--- Start SELECTED PASSAGE ---

In Jones we held that, although the district court had used language "loosely" at the defendant's plea hearing, the transcript viewed as a whole manifested that the court had accepted the defendant's guilty plea and left him "no reasonable basis" for thinking otherwise. 472 F.3d at 909. The same is true here. While the district court at times used the terms "plea" and "plea agreement" interchangeably, e.g., Plea Tr. at 18, 24-25, 29, 35, 42, the transcript of the plea hearing, read in its entirety, establishes that the court accepted the appellants' guilty pleas. The court asked each appellant how he pleaded as to the two separate counts. Plea Tr. at 25, 37-38, 46. After each appellant twice responded, "Guilty," the court told him that it "accept[ed]" his plea. Id. at 25, 38, 46. Despite the court's occasional imprecision, therefore, it plainly accepted the appellants' guilty pleas and left them "no reasonable basis" for thinking otherwise. Jones, 472 F.3d at 909.

--- End SELECTED PASSAGE ---
--- Start DATASET EXTRACT ---

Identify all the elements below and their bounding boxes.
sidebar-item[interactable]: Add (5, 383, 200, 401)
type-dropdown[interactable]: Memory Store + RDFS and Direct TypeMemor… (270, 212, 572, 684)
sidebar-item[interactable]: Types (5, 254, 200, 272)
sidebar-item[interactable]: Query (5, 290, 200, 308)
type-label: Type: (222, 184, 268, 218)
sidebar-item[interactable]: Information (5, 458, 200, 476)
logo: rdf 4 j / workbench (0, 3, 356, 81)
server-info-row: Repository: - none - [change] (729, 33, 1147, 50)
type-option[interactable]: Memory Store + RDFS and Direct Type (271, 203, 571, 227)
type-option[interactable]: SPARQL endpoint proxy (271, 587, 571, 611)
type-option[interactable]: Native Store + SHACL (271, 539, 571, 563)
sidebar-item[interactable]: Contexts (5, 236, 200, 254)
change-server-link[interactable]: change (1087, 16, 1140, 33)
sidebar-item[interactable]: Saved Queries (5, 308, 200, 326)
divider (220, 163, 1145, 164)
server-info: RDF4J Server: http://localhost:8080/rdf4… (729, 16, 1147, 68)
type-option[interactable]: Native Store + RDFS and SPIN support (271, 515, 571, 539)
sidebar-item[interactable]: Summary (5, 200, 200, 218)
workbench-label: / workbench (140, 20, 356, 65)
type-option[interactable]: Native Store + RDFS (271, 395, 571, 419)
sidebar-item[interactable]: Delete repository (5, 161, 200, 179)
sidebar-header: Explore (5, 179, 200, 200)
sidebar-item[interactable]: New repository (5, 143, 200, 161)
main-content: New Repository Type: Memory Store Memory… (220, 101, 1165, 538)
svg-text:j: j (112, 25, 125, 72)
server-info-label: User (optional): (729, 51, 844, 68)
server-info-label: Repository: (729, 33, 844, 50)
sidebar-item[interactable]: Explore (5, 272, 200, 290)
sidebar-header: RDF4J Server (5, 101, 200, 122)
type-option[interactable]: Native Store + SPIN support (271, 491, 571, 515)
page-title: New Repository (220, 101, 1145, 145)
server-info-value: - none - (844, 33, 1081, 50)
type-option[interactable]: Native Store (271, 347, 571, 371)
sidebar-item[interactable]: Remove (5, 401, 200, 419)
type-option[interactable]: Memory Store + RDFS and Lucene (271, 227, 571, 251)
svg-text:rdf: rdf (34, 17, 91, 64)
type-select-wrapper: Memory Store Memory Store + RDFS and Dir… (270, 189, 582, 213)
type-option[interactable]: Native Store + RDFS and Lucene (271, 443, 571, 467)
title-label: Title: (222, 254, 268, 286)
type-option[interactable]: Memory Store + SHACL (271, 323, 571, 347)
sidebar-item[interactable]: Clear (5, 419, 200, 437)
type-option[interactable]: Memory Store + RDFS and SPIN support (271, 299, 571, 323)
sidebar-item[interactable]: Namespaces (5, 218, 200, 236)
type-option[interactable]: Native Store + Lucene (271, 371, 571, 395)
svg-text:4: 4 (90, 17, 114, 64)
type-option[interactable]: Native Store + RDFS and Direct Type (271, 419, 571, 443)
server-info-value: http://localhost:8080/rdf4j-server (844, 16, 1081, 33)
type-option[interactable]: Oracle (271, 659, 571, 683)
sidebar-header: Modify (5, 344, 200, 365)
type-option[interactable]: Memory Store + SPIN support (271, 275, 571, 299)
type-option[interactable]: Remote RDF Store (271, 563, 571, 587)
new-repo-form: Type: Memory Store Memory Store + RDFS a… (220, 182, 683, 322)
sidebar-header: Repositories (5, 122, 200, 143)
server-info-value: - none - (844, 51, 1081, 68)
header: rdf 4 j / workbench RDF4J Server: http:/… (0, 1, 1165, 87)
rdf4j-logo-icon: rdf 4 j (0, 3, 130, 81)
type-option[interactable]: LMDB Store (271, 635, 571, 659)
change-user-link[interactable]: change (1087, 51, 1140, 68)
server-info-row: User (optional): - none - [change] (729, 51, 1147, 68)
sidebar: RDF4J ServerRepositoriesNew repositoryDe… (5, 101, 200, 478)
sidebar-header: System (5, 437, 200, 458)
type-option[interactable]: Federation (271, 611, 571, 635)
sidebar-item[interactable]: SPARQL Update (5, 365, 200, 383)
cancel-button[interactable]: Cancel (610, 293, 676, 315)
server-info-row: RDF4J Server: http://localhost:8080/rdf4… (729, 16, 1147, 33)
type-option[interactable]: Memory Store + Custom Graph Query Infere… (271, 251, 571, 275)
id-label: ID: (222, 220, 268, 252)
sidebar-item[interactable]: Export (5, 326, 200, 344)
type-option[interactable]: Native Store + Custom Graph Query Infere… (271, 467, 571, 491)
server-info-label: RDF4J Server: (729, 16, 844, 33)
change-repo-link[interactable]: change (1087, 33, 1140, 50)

--- End DATASET EXTRACT ---

TASK 1:
In the passage about the guilty pleas, what did the district court tell each appellant after he twice answered "Guilty"?
TASK 2:
For each statement, say whether it agrees with the passage about the guilty pleas, and quote the words that decide it.
(a) The district court sometimes treated "plea" and "plea agreement" as interchangeable terms.
(b) The court asked each appellant how he pleaded as to three separate counts.
(c) In Jones, the defendant was found to have had a reasonable basis for believing his plea had not been accepted.
TASK 3:
Resume the passage about the guilty pleas, starting right after its final sentence.

TASK RESPONSE 1:
The court told him that it accepted his plea.

TASK RESPONSE 2:
(a) Yes: "While the district court at times used the terms "plea" and "plea agreement" interchangeably"
(b) No: "The court asked each appellant how he pleaded as to the two separate counts."
(c) No: "left him "no reasonable basis" for thinking otherwise"

TASK RESPONSE 3:
The appellants also contend that the acceptances were ineffective because the court referred to them as "conditional." Reply Br. 3. That argument failed in Jones and it fails here. As was true in Jones, "acceptance was `conditional' only in that under Rule 11(d)(2)(A) the court had to give [the defendant] an opportunity to withdraw the plea if it ultimately rejected the plea agreement. . . . [S]uch conditions subsequent do not nullify otherwise valid acceptances." Jones, 472 F.3d at 908 (citing Hyde, 520 U.S. at 679-80, 117 S.Ct. 1630). So too, here, the court's use of the term "conditional" did not nullify its acceptance of the appellants' guilty pleas. Rather, it appropriately signified that, if the court subsequently rejected their plea agreements, the appellants would be permitted to withdraw their guilty pleas. See id.; Fed.R.Crim.P. 11(d)(2)(A). Accordingly, we conclude that the district court accepted the appellants' pleas.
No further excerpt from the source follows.